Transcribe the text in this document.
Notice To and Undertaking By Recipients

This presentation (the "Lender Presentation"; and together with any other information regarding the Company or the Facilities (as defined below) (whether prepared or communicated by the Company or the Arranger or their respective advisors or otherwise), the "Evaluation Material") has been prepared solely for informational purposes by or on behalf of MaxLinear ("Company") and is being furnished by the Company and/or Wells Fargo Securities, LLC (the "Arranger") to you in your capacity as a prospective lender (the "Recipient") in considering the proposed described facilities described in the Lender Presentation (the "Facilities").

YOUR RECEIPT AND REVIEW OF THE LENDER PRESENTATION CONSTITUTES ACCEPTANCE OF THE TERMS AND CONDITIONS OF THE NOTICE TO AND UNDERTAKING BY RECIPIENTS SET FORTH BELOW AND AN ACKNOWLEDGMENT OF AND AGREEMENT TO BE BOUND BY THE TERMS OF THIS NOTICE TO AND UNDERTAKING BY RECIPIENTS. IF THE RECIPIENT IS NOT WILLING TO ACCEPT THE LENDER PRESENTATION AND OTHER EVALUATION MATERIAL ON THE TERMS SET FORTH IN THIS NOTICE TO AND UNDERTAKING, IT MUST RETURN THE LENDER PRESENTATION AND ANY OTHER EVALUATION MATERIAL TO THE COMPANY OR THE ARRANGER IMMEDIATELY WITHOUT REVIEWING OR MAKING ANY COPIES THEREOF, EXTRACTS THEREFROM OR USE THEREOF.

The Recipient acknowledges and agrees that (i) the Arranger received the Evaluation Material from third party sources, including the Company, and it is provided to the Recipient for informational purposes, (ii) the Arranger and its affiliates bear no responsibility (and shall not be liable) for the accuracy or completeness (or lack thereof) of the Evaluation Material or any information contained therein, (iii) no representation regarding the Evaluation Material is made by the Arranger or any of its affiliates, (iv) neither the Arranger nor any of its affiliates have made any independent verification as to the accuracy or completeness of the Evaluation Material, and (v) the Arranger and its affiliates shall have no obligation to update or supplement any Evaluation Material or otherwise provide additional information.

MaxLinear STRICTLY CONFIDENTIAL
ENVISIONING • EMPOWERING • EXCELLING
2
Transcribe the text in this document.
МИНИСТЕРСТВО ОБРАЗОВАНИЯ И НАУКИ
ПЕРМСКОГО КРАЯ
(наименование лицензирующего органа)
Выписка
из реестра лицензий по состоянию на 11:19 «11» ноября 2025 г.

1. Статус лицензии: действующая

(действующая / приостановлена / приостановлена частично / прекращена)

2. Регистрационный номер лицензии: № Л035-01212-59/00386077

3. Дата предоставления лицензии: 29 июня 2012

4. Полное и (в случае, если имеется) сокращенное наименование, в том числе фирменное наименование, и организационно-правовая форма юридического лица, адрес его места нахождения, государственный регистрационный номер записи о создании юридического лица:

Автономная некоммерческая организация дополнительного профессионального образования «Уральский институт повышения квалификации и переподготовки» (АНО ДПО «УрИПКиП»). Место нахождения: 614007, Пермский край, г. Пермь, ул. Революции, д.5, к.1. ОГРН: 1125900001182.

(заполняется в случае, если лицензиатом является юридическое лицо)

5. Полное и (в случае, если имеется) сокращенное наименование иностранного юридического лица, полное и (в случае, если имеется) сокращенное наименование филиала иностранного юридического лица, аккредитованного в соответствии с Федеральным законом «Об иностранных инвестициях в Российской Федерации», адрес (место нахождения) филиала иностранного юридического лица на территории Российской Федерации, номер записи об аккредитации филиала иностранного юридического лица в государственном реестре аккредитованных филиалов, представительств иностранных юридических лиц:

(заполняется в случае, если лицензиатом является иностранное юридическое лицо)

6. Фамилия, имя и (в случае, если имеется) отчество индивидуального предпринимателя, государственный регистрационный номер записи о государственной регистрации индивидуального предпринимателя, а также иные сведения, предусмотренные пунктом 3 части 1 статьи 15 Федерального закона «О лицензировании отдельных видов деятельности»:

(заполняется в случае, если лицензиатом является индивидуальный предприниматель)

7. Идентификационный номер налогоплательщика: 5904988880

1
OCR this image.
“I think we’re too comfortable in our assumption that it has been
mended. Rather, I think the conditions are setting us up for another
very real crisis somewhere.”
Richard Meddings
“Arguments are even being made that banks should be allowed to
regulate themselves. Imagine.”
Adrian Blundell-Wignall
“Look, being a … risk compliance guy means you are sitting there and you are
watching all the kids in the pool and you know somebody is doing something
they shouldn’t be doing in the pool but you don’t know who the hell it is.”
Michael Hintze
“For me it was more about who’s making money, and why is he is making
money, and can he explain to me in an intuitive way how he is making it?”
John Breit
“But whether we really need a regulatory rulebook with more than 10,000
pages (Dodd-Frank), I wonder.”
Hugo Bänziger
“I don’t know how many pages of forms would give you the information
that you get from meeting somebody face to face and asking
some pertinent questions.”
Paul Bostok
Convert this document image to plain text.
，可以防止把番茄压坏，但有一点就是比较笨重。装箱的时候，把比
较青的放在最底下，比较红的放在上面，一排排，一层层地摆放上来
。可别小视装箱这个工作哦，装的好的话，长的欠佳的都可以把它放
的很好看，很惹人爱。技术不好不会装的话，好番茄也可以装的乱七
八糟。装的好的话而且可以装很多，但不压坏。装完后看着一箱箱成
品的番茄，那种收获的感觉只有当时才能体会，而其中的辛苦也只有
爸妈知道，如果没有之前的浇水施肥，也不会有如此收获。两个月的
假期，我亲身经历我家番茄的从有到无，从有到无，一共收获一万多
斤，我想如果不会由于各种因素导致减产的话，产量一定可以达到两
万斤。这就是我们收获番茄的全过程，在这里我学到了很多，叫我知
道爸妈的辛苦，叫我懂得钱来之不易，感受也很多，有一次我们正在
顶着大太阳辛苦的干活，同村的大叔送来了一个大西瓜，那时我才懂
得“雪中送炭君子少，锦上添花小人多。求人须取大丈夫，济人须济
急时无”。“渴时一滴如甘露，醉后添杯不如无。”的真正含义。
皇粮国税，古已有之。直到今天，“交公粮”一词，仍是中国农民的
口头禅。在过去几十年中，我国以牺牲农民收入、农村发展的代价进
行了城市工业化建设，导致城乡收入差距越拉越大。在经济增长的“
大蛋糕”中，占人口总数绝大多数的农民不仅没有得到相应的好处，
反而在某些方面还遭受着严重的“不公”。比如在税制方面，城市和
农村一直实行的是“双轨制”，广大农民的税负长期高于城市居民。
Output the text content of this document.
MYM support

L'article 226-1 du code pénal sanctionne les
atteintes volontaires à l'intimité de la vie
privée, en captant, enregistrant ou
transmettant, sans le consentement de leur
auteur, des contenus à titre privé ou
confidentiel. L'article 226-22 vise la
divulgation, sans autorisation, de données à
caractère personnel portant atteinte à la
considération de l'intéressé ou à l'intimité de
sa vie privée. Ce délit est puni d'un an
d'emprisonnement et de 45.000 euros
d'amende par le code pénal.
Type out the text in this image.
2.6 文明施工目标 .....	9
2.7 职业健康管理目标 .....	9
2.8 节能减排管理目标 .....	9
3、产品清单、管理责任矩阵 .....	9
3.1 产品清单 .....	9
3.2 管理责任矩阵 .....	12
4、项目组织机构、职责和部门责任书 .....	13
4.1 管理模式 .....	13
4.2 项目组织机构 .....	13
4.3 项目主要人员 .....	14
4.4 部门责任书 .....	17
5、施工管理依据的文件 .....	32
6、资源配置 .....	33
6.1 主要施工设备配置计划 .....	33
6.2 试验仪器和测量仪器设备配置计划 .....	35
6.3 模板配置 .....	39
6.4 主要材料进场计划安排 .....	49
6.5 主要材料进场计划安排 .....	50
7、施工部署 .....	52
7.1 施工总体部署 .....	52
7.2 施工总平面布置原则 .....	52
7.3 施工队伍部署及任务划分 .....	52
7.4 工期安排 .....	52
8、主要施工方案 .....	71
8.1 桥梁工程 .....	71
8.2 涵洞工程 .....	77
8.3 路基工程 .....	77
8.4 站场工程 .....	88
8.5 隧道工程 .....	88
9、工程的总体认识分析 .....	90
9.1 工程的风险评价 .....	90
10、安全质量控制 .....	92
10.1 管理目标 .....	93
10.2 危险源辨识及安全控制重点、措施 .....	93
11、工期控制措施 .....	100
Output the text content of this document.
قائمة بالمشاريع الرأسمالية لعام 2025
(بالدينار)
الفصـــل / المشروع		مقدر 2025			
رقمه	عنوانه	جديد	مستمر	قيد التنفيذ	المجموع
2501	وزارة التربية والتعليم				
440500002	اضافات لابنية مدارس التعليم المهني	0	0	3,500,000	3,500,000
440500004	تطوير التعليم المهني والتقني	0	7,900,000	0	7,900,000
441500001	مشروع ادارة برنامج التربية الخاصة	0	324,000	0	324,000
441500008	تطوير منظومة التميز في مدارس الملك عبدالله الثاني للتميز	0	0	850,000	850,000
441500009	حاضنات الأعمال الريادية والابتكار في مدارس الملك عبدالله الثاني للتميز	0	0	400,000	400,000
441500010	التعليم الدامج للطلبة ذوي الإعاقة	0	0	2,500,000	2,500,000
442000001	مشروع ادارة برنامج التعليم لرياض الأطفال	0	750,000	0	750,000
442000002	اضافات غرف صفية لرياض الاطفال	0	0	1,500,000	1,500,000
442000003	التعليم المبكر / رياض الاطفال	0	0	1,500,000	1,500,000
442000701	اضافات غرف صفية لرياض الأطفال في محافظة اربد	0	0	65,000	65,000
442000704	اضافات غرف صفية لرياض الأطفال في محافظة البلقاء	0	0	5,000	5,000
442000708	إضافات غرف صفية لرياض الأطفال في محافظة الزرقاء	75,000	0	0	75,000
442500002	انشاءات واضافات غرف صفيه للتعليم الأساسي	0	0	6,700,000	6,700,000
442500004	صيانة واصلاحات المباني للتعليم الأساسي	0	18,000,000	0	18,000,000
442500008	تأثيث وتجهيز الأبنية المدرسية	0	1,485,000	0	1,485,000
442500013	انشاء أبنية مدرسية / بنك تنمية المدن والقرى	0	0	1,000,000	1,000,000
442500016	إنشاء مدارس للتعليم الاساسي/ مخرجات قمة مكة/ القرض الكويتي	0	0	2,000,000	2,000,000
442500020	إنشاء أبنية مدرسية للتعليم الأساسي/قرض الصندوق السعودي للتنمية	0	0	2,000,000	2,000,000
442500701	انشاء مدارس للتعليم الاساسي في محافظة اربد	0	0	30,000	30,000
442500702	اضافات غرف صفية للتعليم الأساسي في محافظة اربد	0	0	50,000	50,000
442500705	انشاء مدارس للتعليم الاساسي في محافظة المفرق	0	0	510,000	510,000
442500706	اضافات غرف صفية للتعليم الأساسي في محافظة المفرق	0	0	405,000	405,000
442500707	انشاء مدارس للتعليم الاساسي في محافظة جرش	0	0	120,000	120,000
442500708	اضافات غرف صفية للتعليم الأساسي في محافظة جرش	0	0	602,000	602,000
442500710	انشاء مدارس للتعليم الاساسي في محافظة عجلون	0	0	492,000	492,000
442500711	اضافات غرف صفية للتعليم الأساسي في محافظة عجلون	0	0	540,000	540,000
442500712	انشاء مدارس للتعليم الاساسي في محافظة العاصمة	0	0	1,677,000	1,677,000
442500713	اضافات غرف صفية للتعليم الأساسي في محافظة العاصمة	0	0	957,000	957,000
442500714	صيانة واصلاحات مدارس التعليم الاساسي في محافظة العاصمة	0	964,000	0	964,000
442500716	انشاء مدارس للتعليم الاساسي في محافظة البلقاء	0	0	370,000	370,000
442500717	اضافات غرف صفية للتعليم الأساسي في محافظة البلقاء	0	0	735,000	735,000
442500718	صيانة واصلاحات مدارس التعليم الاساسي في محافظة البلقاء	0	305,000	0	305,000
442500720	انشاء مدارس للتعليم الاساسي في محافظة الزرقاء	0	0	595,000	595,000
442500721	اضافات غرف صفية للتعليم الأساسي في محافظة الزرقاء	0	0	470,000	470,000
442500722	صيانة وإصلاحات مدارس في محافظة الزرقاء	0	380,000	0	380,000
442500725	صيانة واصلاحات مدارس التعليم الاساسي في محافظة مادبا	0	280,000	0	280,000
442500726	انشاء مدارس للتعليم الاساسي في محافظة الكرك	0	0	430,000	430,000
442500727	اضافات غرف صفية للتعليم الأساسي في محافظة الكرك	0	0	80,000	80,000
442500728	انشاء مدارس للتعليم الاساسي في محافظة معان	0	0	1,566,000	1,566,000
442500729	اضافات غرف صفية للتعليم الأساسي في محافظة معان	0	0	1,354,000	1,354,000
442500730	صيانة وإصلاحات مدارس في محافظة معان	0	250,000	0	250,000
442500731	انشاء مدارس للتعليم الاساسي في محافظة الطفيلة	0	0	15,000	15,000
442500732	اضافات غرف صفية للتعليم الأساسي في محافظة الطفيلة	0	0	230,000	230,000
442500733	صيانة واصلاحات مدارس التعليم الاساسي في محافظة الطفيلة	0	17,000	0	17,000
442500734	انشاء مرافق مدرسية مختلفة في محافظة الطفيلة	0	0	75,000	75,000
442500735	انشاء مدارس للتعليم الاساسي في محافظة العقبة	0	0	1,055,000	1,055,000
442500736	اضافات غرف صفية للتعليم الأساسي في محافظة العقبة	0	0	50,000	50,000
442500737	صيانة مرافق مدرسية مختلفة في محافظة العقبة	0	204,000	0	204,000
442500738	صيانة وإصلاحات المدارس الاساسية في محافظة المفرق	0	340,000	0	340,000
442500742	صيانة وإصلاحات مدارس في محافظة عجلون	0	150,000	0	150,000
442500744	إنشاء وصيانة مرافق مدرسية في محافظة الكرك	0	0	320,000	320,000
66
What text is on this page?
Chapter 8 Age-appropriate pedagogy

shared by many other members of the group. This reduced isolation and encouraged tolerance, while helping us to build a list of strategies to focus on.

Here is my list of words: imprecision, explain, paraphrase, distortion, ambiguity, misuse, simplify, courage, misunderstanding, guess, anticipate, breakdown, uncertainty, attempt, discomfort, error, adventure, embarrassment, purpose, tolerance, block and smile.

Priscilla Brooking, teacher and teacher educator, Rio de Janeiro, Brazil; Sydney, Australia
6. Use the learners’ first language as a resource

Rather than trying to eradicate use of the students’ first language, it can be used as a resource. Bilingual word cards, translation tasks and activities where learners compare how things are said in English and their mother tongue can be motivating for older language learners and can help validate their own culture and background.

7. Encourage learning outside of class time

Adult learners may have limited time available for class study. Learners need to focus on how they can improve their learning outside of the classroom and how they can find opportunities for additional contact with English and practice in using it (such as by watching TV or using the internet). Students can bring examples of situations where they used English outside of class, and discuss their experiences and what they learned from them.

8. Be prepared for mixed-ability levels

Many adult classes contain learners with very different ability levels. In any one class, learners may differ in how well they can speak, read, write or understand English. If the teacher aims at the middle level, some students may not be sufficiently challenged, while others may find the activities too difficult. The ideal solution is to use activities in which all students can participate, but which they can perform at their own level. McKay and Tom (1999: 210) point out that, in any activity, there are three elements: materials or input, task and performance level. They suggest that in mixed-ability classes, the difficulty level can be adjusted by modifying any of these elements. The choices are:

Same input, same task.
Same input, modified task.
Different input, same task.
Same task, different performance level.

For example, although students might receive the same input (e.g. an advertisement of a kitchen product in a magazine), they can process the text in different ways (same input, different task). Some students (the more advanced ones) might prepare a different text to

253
------------------------------
Task brief: Above are the records. Copy every line in them holding "الاطفال".

Result:
442000002	اضافات غرف صفية لرياض الاطفال	0	0	1,500,000	1,500,000
442000003	التعليم المبكر / رياض الاطفال	0	0	1,500,000	1,500,000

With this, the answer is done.